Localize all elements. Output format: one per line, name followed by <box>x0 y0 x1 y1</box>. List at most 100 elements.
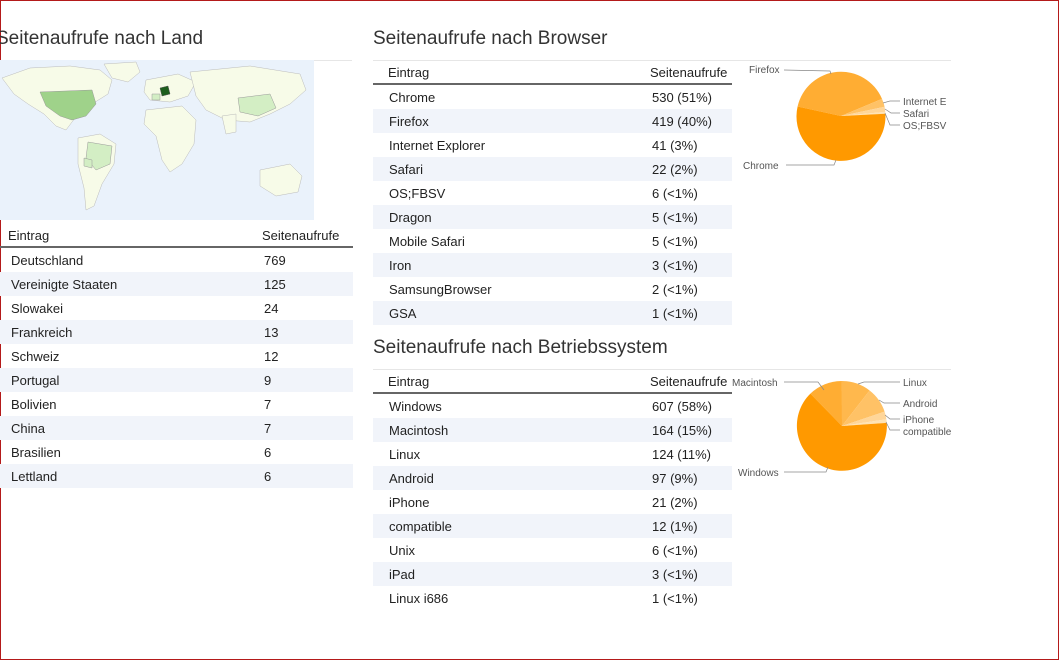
pie-label-linux: Linux <box>903 378 927 389</box>
table-row[interactable]: Iron 3 (<1%) <box>373 253 732 277</box>
os-section-title: Seitenaufrufe nach Betriebssystem <box>373 337 668 358</box>
table-row[interactable]: GSA 1 (<1%) <box>373 301 732 325</box>
os-col-entry[interactable]: Eintrag <box>373 370 642 394</box>
table-row[interactable]: Windows 607 (58%) <box>373 393 732 418</box>
row-label: Iron <box>373 253 642 277</box>
row-label: Firefox <box>373 109 642 133</box>
row-value: 7 <box>264 396 272 412</box>
os-table: Eintrag Seitenaufrufe Windows 607 (58%) M… <box>373 370 732 610</box>
table-row[interactable]: compatible 12 (1%) <box>373 514 732 538</box>
table-row[interactable]: iPhone 21 (2%) <box>373 490 732 514</box>
browser-table-header: Eintrag Seitenaufrufe <box>373 61 732 85</box>
table-row[interactable]: Slowakei 24 <box>0 296 353 320</box>
pie-slice-iphone[interactable] <box>842 411 887 426</box>
row-label: iPad <box>373 562 642 586</box>
row-value: 22 (2%) <box>642 157 732 181</box>
row-label: Chrome <box>389 89 436 105</box>
row-label: Dragon <box>373 205 642 229</box>
row-label: Schweiz <box>11 348 60 364</box>
row-label: Bolivien <box>11 396 57 412</box>
map-france <box>151 93 161 101</box>
row-value: 530 (51%) <box>652 89 712 105</box>
os-col-views[interactable]: Seitenaufrufe <box>642 370 732 394</box>
table-row[interactable]: Bolivien 7 <box>0 392 353 416</box>
country-col-entry[interactable]: Eintrag <box>0 224 254 248</box>
row-label: Safari <box>373 157 642 181</box>
row-value: 419 (40%) <box>642 109 732 133</box>
pie-slice-linux[interactable] <box>841 380 870 426</box>
os-title-rule <box>373 369 951 370</box>
row-value: 607 (58%) <box>652 398 712 414</box>
table-row[interactable]: Macintosh 164 (15%) <box>373 418 732 442</box>
row-label: Windows <box>389 398 442 414</box>
row-label: Linux i686 <box>389 590 449 606</box>
browser-col-entry[interactable]: Eintrag <box>373 61 642 85</box>
browser-table: Eintrag Seitenaufrufe Chrome 530 (51%) Fi… <box>373 61 732 325</box>
pie-slice-android[interactable] <box>842 390 885 427</box>
label-line-android <box>878 399 900 404</box>
table-row[interactable]: Mobile Safari 5 (<1%) <box>373 229 732 253</box>
table-row[interactable]: SamsungBrowser 2 (<1%) <box>373 277 732 301</box>
table-row[interactable]: Deutschland 769 <box>0 247 353 272</box>
table-row[interactable]: Internet Explorer 41 (3%) <box>373 133 732 157</box>
table-row[interactable]: Frankreich 13 <box>0 320 353 344</box>
label-line-firefox <box>783 69 832 75</box>
table-row[interactable]: Lettland 6 <box>0 464 353 488</box>
table-row[interactable]: iPad 3 (<1%) <box>373 562 732 586</box>
world-map[interactable] <box>0 60 314 220</box>
row-value: 6 (<1%) <box>652 542 698 558</box>
label-line-safari <box>884 108 900 114</box>
table-row[interactable]: Linux i686 1 (<1%) <box>373 586 732 610</box>
table-row[interactable]: Portugal 9 <box>0 368 353 392</box>
pie-slice-compatible[interactable] <box>842 419 887 426</box>
table-row[interactable]: Brasilien 6 <box>0 440 353 464</box>
row-value: 2 (<1%) <box>652 281 698 297</box>
map-bolivia <box>83 157 93 169</box>
map-australia <box>259 163 303 197</box>
row-value: 9 <box>254 368 353 392</box>
table-row[interactable]: Schweiz 12 <box>0 344 353 368</box>
os-table-header: Eintrag Seitenaufrufe <box>373 370 732 394</box>
label-line-windows <box>784 466 829 473</box>
row-value: 5 (<1%) <box>642 205 732 229</box>
label-line-osfbsv <box>884 112 900 126</box>
row-label: Mobile Safari <box>389 233 465 249</box>
table-row[interactable]: Chrome 530 (51%) <box>373 84 732 109</box>
pie-label-android: Android <box>903 399 937 410</box>
table-row[interactable]: Firefox 419 (40%) <box>373 109 732 133</box>
pie-slice-safari[interactable] <box>841 106 886 116</box>
map-india <box>221 113 237 135</box>
row-value: 164 (15%) <box>642 418 732 442</box>
table-row[interactable]: Safari 22 (2%) <box>373 157 732 181</box>
table-row[interactable]: Dragon 5 (<1%) <box>373 205 732 229</box>
pie-slice-osfbsv[interactable] <box>841 111 886 116</box>
map-greenland <box>103 61 141 83</box>
table-row[interactable]: China 7 <box>0 416 353 440</box>
row-label: Deutschland <box>11 252 84 268</box>
os-pie-chart[interactable]: Macintosh Linux Android iPhone compatibl… <box>724 370 952 490</box>
row-value: 6 (<1%) <box>652 185 698 201</box>
table-row[interactable]: Android 97 (9%) <box>373 466 732 490</box>
pie-slice-macintosh[interactable] <box>810 380 842 426</box>
row-label: SamsungBrowser <box>389 281 492 297</box>
map-germany <box>159 85 171 97</box>
browser-col-views[interactable]: Seitenaufrufe <box>642 61 732 85</box>
map-china <box>237 93 277 117</box>
pie-slice-chrome[interactable] <box>796 106 886 161</box>
pie-slice-windows[interactable] <box>796 393 887 471</box>
table-row[interactable]: OS;FBSV 6 (<1%) <box>373 181 732 205</box>
pie-slice-firefox[interactable] <box>797 71 882 116</box>
row-value: 3 (<1%) <box>642 562 732 586</box>
row-label: Macintosh <box>373 418 642 442</box>
pie-slice-internet-explorer[interactable] <box>841 98 885 116</box>
table-row[interactable]: Linux 124 (11%) <box>373 442 732 466</box>
pie-label-windows: Windows <box>738 468 779 479</box>
browser-title-rule <box>373 60 951 61</box>
table-row[interactable]: Vereinigte Staaten 125 <box>0 272 353 296</box>
country-col-views[interactable]: Seitenaufrufe <box>254 224 353 248</box>
table-row[interactable]: Unix 6 (<1%) <box>373 538 732 562</box>
label-line-macintosh <box>784 381 825 391</box>
browser-pie-chart[interactable]: Firefox Internet E Safari OS;FBSV Chrome <box>736 60 952 180</box>
row-value: 97 (9%) <box>642 466 732 490</box>
label-line-chrome <box>786 159 837 166</box>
== == ==
**What is asked:** Copy every line of the records above without changes, leaving out the pictures.

**Exercise answer:**
Localize all elements. Output format: one per line, name followed by <box>x0 y0 x1 y1</box>. List at most 100 elements.
pie-label-linux: Linux <box>903 378 927 389</box>
table-row[interactable]: Iron 3 (<1%) <box>373 253 732 277</box>
os-section-title: Seitenaufrufe nach Betriebssystem <box>373 337 668 358</box>
table-row[interactable]: GSA 1 (<1%) <box>373 301 732 325</box>
os-col-entry[interactable]: Eintrag <box>373 370 642 394</box>
table-row[interactable]: Windows 607 (58%) <box>373 393 732 418</box>
row-label: Iron <box>373 253 642 277</box>
row-label: Firefox <box>373 109 642 133</box>
row-value: 7 <box>264 396 272 412</box>
os-table: Eintrag Seitenaufrufe Windows 607 (58%) M… <box>373 370 732 610</box>
table-row[interactable]: compatible 12 (1%) <box>373 514 732 538</box>
table-row[interactable]: iPhone 21 (2%) <box>373 490 732 514</box>
browser-table-header: Eintrag Seitenaufrufe <box>373 61 732 85</box>
table-row[interactable]: Slowakei 24 <box>0 296 353 320</box>
pie-slice-iphone[interactable] <box>842 411 887 426</box>
row-label: iPad <box>373 562 642 586</box>
row-value: 22 (2%) <box>642 157 732 181</box>
row-label: Chrome <box>389 89 436 105</box>
row-label: Dragon <box>373 205 642 229</box>
row-label: Schweiz <box>11 348 60 364</box>
row-label: Bolivien <box>11 396 57 412</box>
map-france <box>151 93 161 101</box>
row-value: 530 (51%) <box>652 89 712 105</box>
os-col-views[interactable]: Seitenaufrufe <box>642 370 732 394</box>
table-row[interactable]: Bolivien 7 <box>0 392 353 416</box>
country-col-entry[interactable]: Eintrag <box>0 224 254 248</box>
row-label: Safari <box>373 157 642 181</box>
row-value: 419 (40%) <box>642 109 732 133</box>
pie-slice-linux[interactable] <box>841 380 870 426</box>
os-title-rule <box>373 369 951 370</box>
row-value: 607 (58%) <box>652 398 712 414</box>
table-row[interactable]: Macintosh 164 (15%) <box>373 418 732 442</box>
row-label: Windows <box>389 398 442 414</box>
row-label: Linux i686 <box>389 590 449 606</box>
browser-col-entry[interactable]: Eintrag <box>373 61 642 85</box>
browser-table: Eintrag Seitenaufrufe Chrome 530 (51%) Fi… <box>373 61 732 325</box>
pie-slice-android[interactable] <box>842 390 885 427</box>
label-line-android <box>878 399 900 404</box>
table-row[interactable]: Mobile Safari 5 (<1%) <box>373 229 732 253</box>
table-row[interactable]: SamsungBrowser 2 (<1%) <box>373 277 732 301</box>
table-row[interactable]: Deutschland 769 <box>0 247 353 272</box>
table-row[interactable]: Internet Explorer 41 (3%) <box>373 133 732 157</box>
table-row[interactable]: Frankreich 13 <box>0 320 353 344</box>
label-line-firefox <box>783 69 832 75</box>
table-row[interactable]: Lettland 6 <box>0 464 353 488</box>
table-row[interactable]: iPad 3 (<1%) <box>373 562 732 586</box>
world-map[interactable] <box>0 60 314 220</box>
row-value: 6 (<1%) <box>652 542 698 558</box>
label-line-safari <box>884 108 900 114</box>
table-row[interactable]: Linux i686 1 (<1%) <box>373 586 732 610</box>
table-row[interactable]: Portugal 9 <box>0 368 353 392</box>
pie-slice-compatible[interactable] <box>842 419 887 426</box>
table-row[interactable]: Brasilien 6 <box>0 440 353 464</box>
row-value: 2 (<1%) <box>652 281 698 297</box>
map-bolivia <box>83 157 93 169</box>
map-australia <box>259 163 303 197</box>
row-value: 9 <box>254 368 353 392</box>
table-row[interactable]: Schweiz 12 <box>0 344 353 368</box>
os-table-header: Eintrag Seitenaufrufe <box>373 370 732 394</box>
label-line-windows <box>784 466 829 473</box>
row-value: 5 (<1%) <box>642 205 732 229</box>
label-line-osfbsv <box>884 112 900 126</box>
row-label: Mobile Safari <box>389 233 465 249</box>
table-row[interactable]: Chrome 530 (51%) <box>373 84 732 109</box>
pie-label-android: Android <box>903 399 937 410</box>
table-row[interactable]: Firefox 419 (40%) <box>373 109 732 133</box>
pie-slice-safari[interactable] <box>841 106 886 116</box>
map-india <box>221 113 237 135</box>
row-value: 164 (15%) <box>642 418 732 442</box>
table-row[interactable]: Safari 22 (2%) <box>373 157 732 181</box>
table-row[interactable]: Dragon 5 (<1%) <box>373 205 732 229</box>
pie-slice-osfbsv[interactable] <box>841 111 886 116</box>
map-greenland <box>103 61 141 83</box>
table-row[interactable]: China 7 <box>0 416 353 440</box>
row-label: Deutschland <box>11 252 84 268</box>
os-pie-chart[interactable]: Macintosh Linux Android iPhone compatibl… <box>724 370 952 490</box>
row-value: 6 (<1%) <box>652 185 698 201</box>
table-row[interactable]: Android 97 (9%) <box>373 466 732 490</box>
pie-slice-macintosh[interactable] <box>810 380 842 426</box>
row-label: SamsungBrowser <box>389 281 492 297</box>
map-germany <box>159 85 171 97</box>
browser-col-views[interactable]: Seitenaufrufe <box>642 61 732 85</box>
map-china <box>237 93 277 117</box>
pie-slice-chrome[interactable] <box>796 106 886 161</box>
pie-slice-windows[interactable] <box>796 393 887 471</box>
table-row[interactable]: OS;FBSV 6 (<1%) <box>373 181 732 205</box>
pie-slice-firefox[interactable] <box>797 71 882 116</box>
row-value: 3 (<1%) <box>642 562 732 586</box>
row-label: Macintosh <box>373 418 642 442</box>
pie-slice-internet-explorer[interactable] <box>841 98 885 116</box>
table-row[interactable]: Linux 124 (11%) <box>373 442 732 466</box>
pie-label-windows: Windows <box>738 468 779 479</box>
browser-title-rule <box>373 60 951 61</box>
table-row[interactable]: Vereinigte Staaten 125 <box>0 272 353 296</box>
country-col-views[interactable]: Seitenaufrufe <box>254 224 353 248</box>
table-row[interactable]: Unix 6 (<1%) <box>373 538 732 562</box>
label-line-macintosh <box>784 381 825 391</box>
browser-pie-chart[interactable]: Firefox Internet E Safari OS;FBSV Chrome <box>736 60 952 180</box>
row-value: 97 (9%) <box>642 466 732 490</box>
label-line-chrome <box>786 159 837 166</box>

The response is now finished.